EXCERPTED TEXT:
=== Section Start ===

And this is not the case anymore. Yeah, which is lovely. Yeah, yeah, which is great. Love that. Yes, yeah. Well, I think we we touched on it with Naia as well, because Naya was the same. She had to go through the this psychological evaluation to say, are you sure? Um, but now it's just a what we call an informed consent model where we basically will um provide all the risks and benefits and the anticipated outcomes based on the treatment options. And then if we we believe, and well everybody believes that you're of sound mind and have the capacity to make the decision, then the decision is yours.

SPEAKER_02

Oh, lovely. That is nice. I even one of the sessions I was like, I'm gonna bring my mum in because she needs to just quickly get a little session in here. Absolutely. So that was good, you know. Two for one. Yeah, and then even I was like, oh, trying to get, I was like, as soon as I finish this egg harvesting, I want to start test altogether straight away because I was already had delayed the process. I tried to go to this other random appointment to try to speed the process up. She was like, No, you just go to an endo, you're fine. I was like, why am I spending $400 here for this? And then but it's so many different appointments, all expensive.

SPEAKER_05

Yeah, so many barriers.

SPEAKER_02

Then go through that, then the endo of endocrinologist, and then from there they're like, Yep, sweet, you can get the tea. And then was stoked with that.

SPEAKER_05

How long did that process take, do you think, roughly?

=== Section End ===

GOAL OF THE EXERCISE:
Answer these from the conversation above:
(a) What does one speaker call the approach now used instead of the psychological evaluation?
(b) Whom did the other speaker think of bringing to one of the sessions?
(c) How much did that speaker say the other appointment cost?

DATASET CONTENT:
=== Section Start ===

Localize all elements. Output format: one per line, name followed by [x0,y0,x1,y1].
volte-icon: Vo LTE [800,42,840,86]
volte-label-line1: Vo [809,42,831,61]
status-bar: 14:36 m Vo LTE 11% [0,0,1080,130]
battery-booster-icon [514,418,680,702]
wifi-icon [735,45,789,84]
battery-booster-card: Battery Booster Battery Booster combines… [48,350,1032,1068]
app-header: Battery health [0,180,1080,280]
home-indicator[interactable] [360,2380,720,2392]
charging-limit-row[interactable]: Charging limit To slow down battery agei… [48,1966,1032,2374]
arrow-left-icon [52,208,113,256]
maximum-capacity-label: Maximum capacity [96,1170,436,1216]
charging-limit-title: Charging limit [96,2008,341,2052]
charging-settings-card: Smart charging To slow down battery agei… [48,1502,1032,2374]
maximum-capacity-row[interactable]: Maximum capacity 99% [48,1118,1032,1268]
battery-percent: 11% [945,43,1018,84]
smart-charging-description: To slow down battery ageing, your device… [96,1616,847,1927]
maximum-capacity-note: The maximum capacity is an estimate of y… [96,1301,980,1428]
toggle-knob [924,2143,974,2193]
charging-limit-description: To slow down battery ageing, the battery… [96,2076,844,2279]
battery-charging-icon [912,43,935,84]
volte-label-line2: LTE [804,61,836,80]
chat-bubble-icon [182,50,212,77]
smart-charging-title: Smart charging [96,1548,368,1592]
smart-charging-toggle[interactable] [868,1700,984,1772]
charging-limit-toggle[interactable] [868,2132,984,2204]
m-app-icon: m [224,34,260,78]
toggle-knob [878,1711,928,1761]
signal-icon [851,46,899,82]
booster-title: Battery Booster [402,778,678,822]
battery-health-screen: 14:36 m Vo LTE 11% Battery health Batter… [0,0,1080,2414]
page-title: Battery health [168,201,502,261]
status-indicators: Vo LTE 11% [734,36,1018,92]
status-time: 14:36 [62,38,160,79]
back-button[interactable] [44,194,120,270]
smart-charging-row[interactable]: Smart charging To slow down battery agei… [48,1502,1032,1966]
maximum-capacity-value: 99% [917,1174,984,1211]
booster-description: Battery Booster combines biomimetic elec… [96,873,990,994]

=== Section End ===

SOLUTION TO THE PROBLEM:
(a) An informed consent model.
(b) Their mum.
(c) $400.